Instructions to follow:
Copy out, from the entries below, each line holding the string "NSVA".

Stored records:
# # # #

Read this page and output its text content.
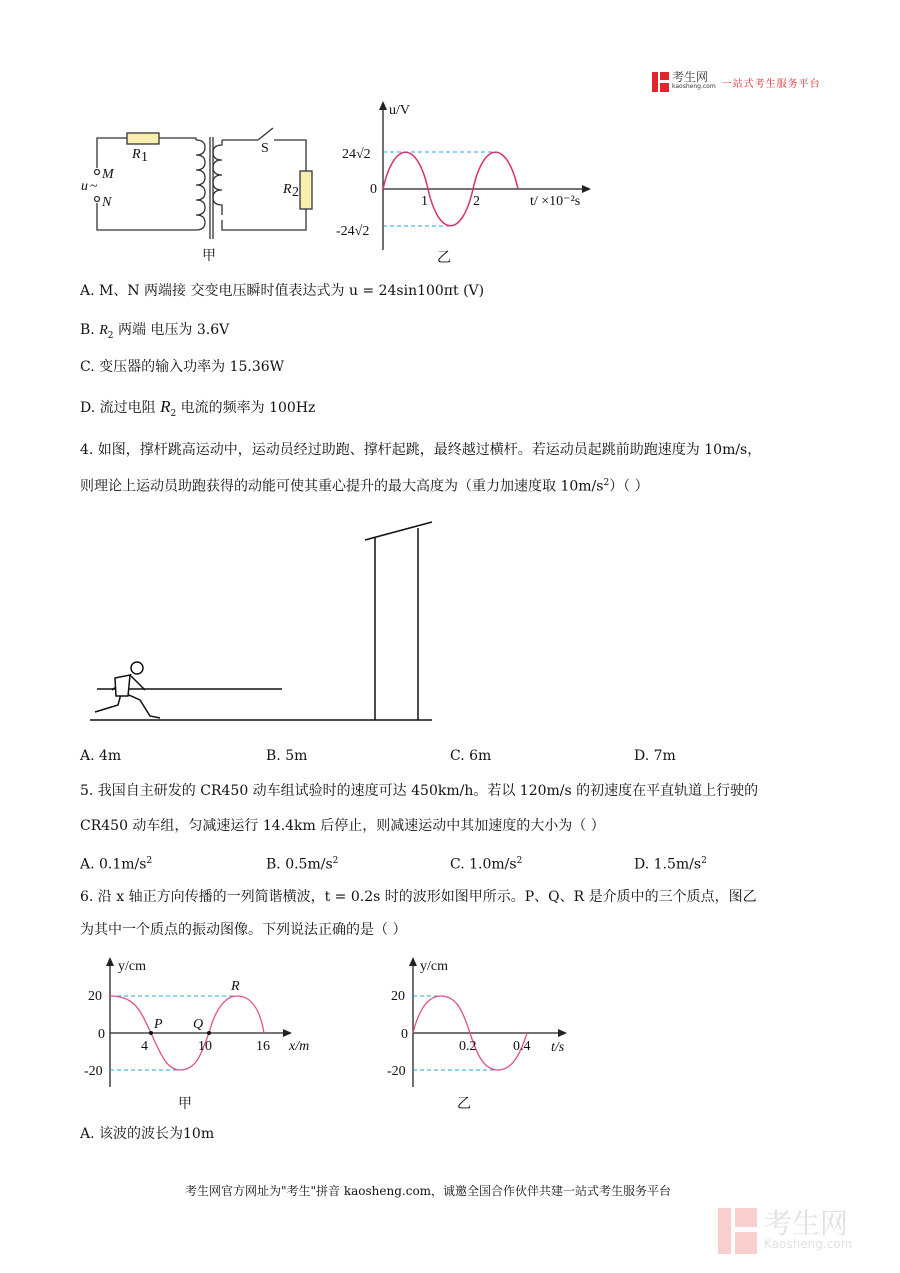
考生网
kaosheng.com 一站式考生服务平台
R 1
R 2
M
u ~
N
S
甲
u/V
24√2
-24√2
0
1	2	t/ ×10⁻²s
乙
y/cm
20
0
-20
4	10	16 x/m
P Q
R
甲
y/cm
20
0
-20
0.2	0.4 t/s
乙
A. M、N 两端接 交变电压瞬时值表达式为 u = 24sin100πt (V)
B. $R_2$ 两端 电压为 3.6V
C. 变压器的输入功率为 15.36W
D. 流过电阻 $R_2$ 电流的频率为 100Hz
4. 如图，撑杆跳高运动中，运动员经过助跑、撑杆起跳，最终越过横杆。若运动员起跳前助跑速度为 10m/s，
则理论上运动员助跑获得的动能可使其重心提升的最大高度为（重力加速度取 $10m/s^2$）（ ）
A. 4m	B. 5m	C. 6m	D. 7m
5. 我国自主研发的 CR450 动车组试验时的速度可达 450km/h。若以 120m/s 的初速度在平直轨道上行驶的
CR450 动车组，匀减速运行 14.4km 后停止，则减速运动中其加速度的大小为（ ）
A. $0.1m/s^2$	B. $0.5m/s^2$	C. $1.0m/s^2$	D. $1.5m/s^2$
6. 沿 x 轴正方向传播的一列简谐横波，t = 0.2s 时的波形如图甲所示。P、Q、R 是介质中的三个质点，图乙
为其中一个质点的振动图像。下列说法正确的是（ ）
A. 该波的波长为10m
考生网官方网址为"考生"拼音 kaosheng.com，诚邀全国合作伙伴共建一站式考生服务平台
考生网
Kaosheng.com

# # # #

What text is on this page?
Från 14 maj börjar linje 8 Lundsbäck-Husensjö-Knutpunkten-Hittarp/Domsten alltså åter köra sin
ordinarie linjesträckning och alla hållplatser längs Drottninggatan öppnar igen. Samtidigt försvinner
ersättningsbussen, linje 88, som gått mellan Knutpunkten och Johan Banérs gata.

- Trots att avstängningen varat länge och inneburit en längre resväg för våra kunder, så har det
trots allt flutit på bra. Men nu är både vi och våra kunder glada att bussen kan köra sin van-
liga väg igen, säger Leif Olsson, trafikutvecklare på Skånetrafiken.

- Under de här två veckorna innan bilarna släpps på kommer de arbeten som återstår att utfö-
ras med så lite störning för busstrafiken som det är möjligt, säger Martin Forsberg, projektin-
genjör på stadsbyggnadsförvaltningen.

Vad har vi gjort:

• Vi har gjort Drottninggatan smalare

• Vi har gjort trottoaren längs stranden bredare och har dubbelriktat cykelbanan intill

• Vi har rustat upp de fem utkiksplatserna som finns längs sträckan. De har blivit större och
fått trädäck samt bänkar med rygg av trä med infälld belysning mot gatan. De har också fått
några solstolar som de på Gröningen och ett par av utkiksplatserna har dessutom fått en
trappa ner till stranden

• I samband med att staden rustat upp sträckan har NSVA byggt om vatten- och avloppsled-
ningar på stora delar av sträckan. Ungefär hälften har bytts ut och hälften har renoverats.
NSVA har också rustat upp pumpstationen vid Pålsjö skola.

# # # #

Result of this exercise:
• I samband med att staden rustat upp sträckan har NSVA byggt om vatten- och avloppsled-
NSVA har också rustat upp pumpstationen vid Pålsjö skola.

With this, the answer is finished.